YOUR GOAL: Each entry that follows must be output without any deviation.

MATERIAL FOR THIS TASK:
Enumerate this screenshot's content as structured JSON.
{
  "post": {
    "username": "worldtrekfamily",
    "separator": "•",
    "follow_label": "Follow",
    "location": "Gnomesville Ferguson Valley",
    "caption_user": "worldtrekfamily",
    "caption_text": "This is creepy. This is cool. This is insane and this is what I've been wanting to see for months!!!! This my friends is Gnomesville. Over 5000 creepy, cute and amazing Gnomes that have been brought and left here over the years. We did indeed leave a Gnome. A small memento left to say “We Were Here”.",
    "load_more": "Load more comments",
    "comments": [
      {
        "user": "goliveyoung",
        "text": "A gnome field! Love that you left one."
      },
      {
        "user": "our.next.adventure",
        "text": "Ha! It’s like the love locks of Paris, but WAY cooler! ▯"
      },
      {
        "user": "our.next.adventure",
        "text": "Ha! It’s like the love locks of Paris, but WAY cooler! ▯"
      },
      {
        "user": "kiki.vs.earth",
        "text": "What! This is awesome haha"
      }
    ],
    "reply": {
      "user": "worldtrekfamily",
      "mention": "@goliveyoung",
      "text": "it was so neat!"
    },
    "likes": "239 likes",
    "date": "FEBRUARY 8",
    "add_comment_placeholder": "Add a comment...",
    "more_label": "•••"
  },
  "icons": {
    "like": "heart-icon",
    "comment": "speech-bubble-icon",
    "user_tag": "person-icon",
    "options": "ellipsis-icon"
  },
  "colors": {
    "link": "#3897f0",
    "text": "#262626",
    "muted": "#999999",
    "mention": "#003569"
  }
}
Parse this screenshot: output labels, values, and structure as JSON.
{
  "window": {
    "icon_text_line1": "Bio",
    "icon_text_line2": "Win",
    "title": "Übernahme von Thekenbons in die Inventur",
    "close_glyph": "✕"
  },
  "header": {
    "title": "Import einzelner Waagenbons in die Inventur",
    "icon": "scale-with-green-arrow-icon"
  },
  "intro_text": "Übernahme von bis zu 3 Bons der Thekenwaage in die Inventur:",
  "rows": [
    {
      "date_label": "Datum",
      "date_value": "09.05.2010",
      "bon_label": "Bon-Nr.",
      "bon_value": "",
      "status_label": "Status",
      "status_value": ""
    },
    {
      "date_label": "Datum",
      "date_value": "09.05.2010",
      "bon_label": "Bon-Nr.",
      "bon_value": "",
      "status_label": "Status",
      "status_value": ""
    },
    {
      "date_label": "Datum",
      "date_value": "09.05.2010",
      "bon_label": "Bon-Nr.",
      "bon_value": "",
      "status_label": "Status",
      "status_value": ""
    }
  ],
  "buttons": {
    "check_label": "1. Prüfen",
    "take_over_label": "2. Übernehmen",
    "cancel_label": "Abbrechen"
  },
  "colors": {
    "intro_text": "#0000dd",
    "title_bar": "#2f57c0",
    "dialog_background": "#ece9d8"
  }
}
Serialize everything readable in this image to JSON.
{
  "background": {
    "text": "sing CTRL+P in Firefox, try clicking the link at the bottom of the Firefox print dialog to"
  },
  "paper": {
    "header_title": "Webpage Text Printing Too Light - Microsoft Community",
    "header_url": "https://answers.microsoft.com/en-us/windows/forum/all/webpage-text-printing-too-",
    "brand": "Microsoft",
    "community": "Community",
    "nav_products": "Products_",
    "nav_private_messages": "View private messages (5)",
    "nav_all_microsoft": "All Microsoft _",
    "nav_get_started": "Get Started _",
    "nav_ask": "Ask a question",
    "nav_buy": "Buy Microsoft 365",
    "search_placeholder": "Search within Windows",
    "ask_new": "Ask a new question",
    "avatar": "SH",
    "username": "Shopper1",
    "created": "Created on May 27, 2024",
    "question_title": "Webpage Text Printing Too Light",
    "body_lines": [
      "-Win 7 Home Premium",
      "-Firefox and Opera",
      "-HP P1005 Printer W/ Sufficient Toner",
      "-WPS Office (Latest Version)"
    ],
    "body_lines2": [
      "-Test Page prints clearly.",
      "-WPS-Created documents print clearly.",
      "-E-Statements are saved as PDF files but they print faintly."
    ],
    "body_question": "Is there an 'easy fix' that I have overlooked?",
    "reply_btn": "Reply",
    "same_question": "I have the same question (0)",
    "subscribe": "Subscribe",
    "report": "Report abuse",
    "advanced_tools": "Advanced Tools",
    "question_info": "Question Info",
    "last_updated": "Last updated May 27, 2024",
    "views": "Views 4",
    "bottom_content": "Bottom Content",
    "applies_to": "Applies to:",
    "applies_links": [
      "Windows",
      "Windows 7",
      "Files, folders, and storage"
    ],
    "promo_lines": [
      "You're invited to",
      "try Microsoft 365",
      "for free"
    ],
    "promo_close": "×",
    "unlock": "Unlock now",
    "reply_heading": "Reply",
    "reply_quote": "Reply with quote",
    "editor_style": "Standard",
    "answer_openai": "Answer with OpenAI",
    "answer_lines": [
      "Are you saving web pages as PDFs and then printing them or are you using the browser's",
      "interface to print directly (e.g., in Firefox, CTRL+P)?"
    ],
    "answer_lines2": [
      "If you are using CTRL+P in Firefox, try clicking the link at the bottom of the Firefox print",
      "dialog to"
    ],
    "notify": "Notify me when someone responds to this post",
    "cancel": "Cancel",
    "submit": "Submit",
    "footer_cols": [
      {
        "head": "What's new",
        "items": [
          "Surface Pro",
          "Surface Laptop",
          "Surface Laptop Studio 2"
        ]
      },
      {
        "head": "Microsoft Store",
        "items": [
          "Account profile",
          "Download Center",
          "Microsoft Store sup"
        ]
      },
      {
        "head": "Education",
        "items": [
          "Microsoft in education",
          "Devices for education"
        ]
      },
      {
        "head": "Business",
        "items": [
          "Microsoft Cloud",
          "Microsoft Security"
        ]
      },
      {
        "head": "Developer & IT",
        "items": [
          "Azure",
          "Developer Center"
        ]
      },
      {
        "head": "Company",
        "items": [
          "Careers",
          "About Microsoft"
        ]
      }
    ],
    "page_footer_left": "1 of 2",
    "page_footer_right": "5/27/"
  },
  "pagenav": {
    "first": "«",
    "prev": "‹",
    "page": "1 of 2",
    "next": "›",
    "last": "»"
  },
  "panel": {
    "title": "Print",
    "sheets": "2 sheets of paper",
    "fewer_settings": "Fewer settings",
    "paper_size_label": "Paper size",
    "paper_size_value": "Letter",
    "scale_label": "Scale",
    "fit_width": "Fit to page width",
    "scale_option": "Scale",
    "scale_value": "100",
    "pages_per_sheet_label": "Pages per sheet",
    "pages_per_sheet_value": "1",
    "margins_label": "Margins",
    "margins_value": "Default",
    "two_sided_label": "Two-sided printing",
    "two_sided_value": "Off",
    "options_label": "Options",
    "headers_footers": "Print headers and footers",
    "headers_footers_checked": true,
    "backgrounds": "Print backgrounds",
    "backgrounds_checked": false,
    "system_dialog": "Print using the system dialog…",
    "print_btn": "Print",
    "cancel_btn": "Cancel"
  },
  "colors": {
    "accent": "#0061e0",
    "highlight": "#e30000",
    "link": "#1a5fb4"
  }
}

RESULT OF THE TASK:
Enumerate this screenshot's content as structured JSON.
{
  "post": {
    "username": "worldtrekfamily",
    "separator": "•",
    "follow_label": "Follow",
    "location": "Gnomesville Ferguson Valley",
    "caption_user": "worldtrekfamily",
    "caption_text": "This is creepy. This is cool. This is insane and this is what I've been wanting to see for months!!!! This my friends is Gnomesville. Over 5000 creepy, cute and amazing Gnomes that have been brought and left here over the years. We did indeed leave a Gnome. A small memento left to say “We Were Here”.",
    "load_more": "Load more comments",
    "comments": [
      {
        "user": "goliveyoung",
        "text": "A gnome field! Love that you left one."
      },
      {
        "user": "our.next.adventure",
        "text": "Ha! It’s like the love locks of Paris, but WAY cooler! ▯"
      },
      {
        "user": "our.next.adventure",
        "text": "Ha! It’s like the love locks of Paris, but WAY cooler! ▯"
      },
      {
        "user": "kiki.vs.earth",
        "text": "What! This is awesome haha"
      }
    ],
    "reply": {
      "user": "worldtrekfamily",
      "mention": "@goliveyoung",
      "text": "it was so neat!"
    },
    "likes": "239 likes",
    "date": "FEBRUARY 8",
    "add_comment_placeholder": "Add a comment...",
    "more_label": "•••"
  },
  "icons": {
    "like": "heart-icon",
    "comment": "speech-bubble-icon",
    "user_tag": "person-icon",
    "options": "ellipsis-icon"
  },
  "colors": {
    "link": "#3897f0",
    "text": "#262626",
    "muted": "#999999",
    "mention": "#003569"
  }
}
Parse this screenshot: output labels, values, and structure as JSON.
{
  "window": {
    "icon_text_line1": "Bio",
    "icon_text_line2": "Win",
    "title": "Übernahme von Thekenbons in die Inventur",
    "close_glyph": "✕"
  },
  "header": {
    "title": "Import einzelner Waagenbons in die Inventur",
    "icon": "scale-with-green-arrow-icon"
  },
  "intro_text": "Übernahme von bis zu 3 Bons der Thekenwaage in die Inventur:",
  "rows": [
    {
      "date_label": "Datum",
      "date_value": "09.05.2010",
      "bon_label": "Bon-Nr.",
      "bon_value": "",
      "status_label": "Status",
      "status_value": ""
    },
    {
      "date_label": "Datum",
      "date_value": "09.05.2010",
      "bon_label": "Bon-Nr.",
      "bon_value": "",
      "status_label": "Status",
      "status_value": ""
    },
    {
      "date_label": "Datum",
      "date_value": "09.05.2010",
      "bon_label": "Bon-Nr.",
      "bon_value": "",
      "status_label": "Status",
      "status_value": ""
    }
  ],
  "buttons": {
    "check_label": "1. Prüfen",
    "take_over_label": "2. Übernehmen",
    "cancel_label": "Abbrechen"
  },
  "colors": {
    "intro_text": "#0000dd",
    "title_bar": "#2f57c0",
    "dialog_background": "#ece9d8"
  }
}
Serialize everything readable in this image to JSON.
{
  "background": {
    "text": "sing CTRL+P in Firefox, try clicking the link at the bottom of the Firefox print dialog to"
  },
  "paper": {
    "header_title": "Webpage Text Printing Too Light - Microsoft Community",
    "header_url": "https://answers.microsoft.com/en-us/windows/forum/all/webpage-text-printing-too-",
    "brand": "Microsoft",
    "community": "Community",
    "nav_products": "Products_",
    "nav_private_messages": "View private messages (5)",
    "nav_all_microsoft": "All Microsoft _",
    "nav_get_started": "Get Started _",
    "nav_ask": "Ask a question",
    "nav_buy": "Buy Microsoft 365",
    "search_placeholder": "Search within Windows",
    "ask_new": "Ask a new question",
    "avatar": "SH",
    "username": "Shopper1",
    "created": "Created on May 27, 2024",
    "question_title": "Webpage Text Printing Too Light",
    "body_lines": [
      "-Win 7 Home Premium",
      "-Firefox and Opera",
      "-HP P1005 Printer W/ Sufficient Toner",
      "-WPS Office (Latest Version)"
    ],
    "body_lines2": [
      "-Test Page prints clearly.",
      "-WPS-Created documents print clearly.",
      "-E-Statements are saved as PDF files but they print faintly."
    ],
    "body_question": "Is there an 'easy fix' that I have overlooked?",
    "reply_btn": "Reply",
    "same_question": "I have the same question (0)",
    "subscribe": "Subscribe",
    "report": "Report abuse",
    "advanced_tools": "Advanced Tools",
    "question_info": "Question Info",
    "last_updated": "Last updated May 27, 2024",
    "views": "Views 4",
    "bottom_content": "Bottom Content",
    "applies_to": "Applies to:",
    "applies_links": [
      "Windows",
      "Windows 7",
      "Files, folders, and storage"
    ],
    "promo_lines": [
      "You're invited to",
      "try Microsoft 365",
      "for free"
    ],
    "promo_close": "×",
    "unlock": "Unlock now",
    "reply_heading": "Reply",
    "reply_quote": "Reply with quote",
    "editor_style": "Standard",
    "answer_openai": "Answer with OpenAI",
    "answer_lines": [
      "Are you saving web pages as PDFs and then printing them or are you using the browser's",
      "interface to print directly (e.g., in Firefox, CTRL+P)?"
    ],
    "answer_lines2": [
      "If you are using CTRL+P in Firefox, try clicking the link at the bottom of the Firefox print",
      "dialog to"
    ],
    "notify": "Notify me when someone responds to this post",
    "cancel": "Cancel",
    "submit": "Submit",
    "footer_cols": [
      {
        "head": "What's new",
        "items": [
          "Surface Pro",
          "Surface Laptop",
          "Surface Laptop Studio 2"
        ]
      },
      {
        "head": "Microsoft Store",
        "items": [
          "Account profile",
          "Download Center",
          "Microsoft Store sup"
        ]
      },
      {
        "head": "Education",
        "items": [
          "Microsoft in education",
          "Devices for education"
        ]
      },
      {
        "head": "Business",
        "items": [
          "Microsoft Cloud",
          "Microsoft Security"
        ]
      },
      {
        "head": "Developer & IT",
        "items": [
          "Azure",
          "Developer Center"
        ]
      },
      {
        "head": "Company",
        "items": [
          "Careers",
          "About Microsoft"
        ]
      }
    ],
    "page_footer_left": "1 of 2",
    "page_footer_right": "5/27/"
  },
  "pagenav": {
    "first": "«",
    "prev": "‹",
    "page": "1 of 2",
    "next": "›",
    "last": "»"
  },
  "panel": {
    "title": "Print",
    "sheets": "2 sheets of paper",
    "fewer_settings": "Fewer settings",
    "paper_size_label": "Paper size",
    "paper_size_value": "Letter",
    "scale_label": "Scale",
    "fit_width": "Fit to page width",
    "scale_option": "Scale",
    "scale_value": "100",
    "pages_per_sheet_label": "Pages per sheet",
    "pages_per_sheet_value": "1",
    "margins_label": "Margins",
    "margins_value": "Default",
    "two_sided_label": "Two-sided printing",
    "two_sided_value": "Off",
    "options_label": "Options",
    "headers_footers": "Print headers and footers",
    "headers_footers_checked": true,
    "backgrounds": "Print backgrounds",
    "backgrounds_checked": false,
    "system_dialog": "Print using the system dialog…",
    "print_btn": "Print",
    "cancel_btn": "Cancel"
  },
  "colors": {
    "accent": "#0061e0",
    "highlight": "#e30000",
    "link": "#1a5fb4"
  }
}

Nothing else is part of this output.